** BEGIN DATA FOR THE TASK **

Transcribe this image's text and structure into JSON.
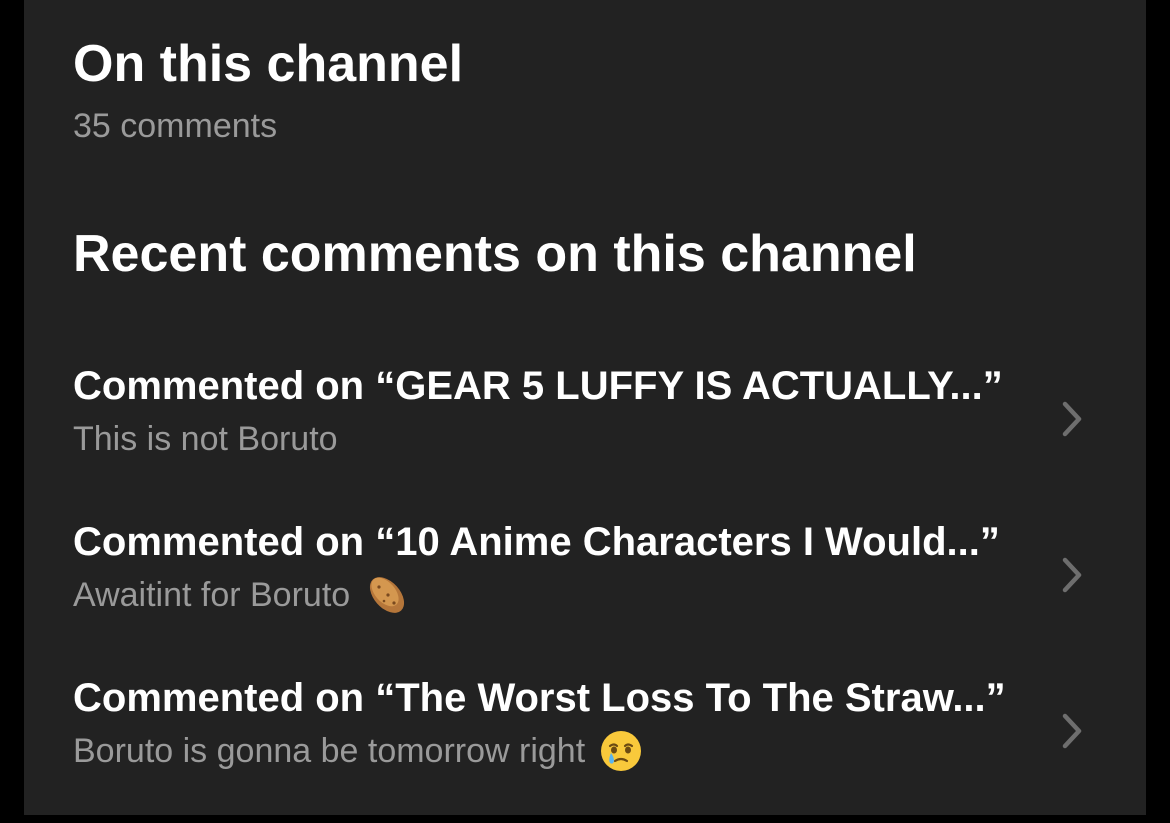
{
  "header": {
    "title": "On this channel",
    "comment_count": "35 comments"
  },
  "recent": {
    "title": "Recent comments on this channel",
    "items": [
      {
        "heading": "Commented on “GEAR 5 LUFFY IS ACTUALLY...”",
        "text": "This is not Boruto",
        "emoji": ""
      },
      {
        "heading": "Commented on “10 Anime Characters I Would...”",
        "text": "Awaitint for Boruto",
        "emoji": "potato"
      },
      {
        "heading": "Commented on “The Worst Loss To The Straw...”",
        "text": "Boruto is gonna be tomorrow right",
        "emoji": "face-holding-back-tears"
      }
    ]
  },
  "icons": {
    "row_chevron": "chevron-right-icon"
  },
  "colors": {
    "background": "#222222",
    "outer": "#000000",
    "primary_text": "#ffffff",
    "secondary_text": "#9a9a9a",
    "chevron": "#6e6e6e"
  }
}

** END DATA FOR THE TASK **

■ **WHAT THE TASK ASKS**
Retype every record above exactly as written, but leave out the pictures.

■ **EXPECTED ANSWER**
Transcribe this image's text and structure into JSON.
{
  "header": {
    "title": "On this channel",
    "comment_count": "35 comments"
  },
  "recent": {
    "title": "Recent comments on this channel",
    "items": [
      {
        "heading": "Commented on “GEAR 5 LUFFY IS ACTUALLY...”",
        "text": "This is not Boruto",
        "emoji": ""
      },
      {
        "heading": "Commented on “10 Anime Characters I Would...”",
        "text": "Awaitint for Boruto",
        "emoji": "potato"
      },
      {
        "heading": "Commented on “The Worst Loss To The Straw...”",
        "text": "Boruto is gonna be tomorrow right",
        "emoji": "face-holding-back-tears"
      }
    ]
  },
  "icons": {
    "row_chevron": "chevron-right-icon"
  },
  "colors": {
    "background": "#222222",
    "outer": "#000000",
    "primary_text": "#ffffff",
    "secondary_text": "#9a9a9a",
    "chevron": "#6e6e6e"
  }
}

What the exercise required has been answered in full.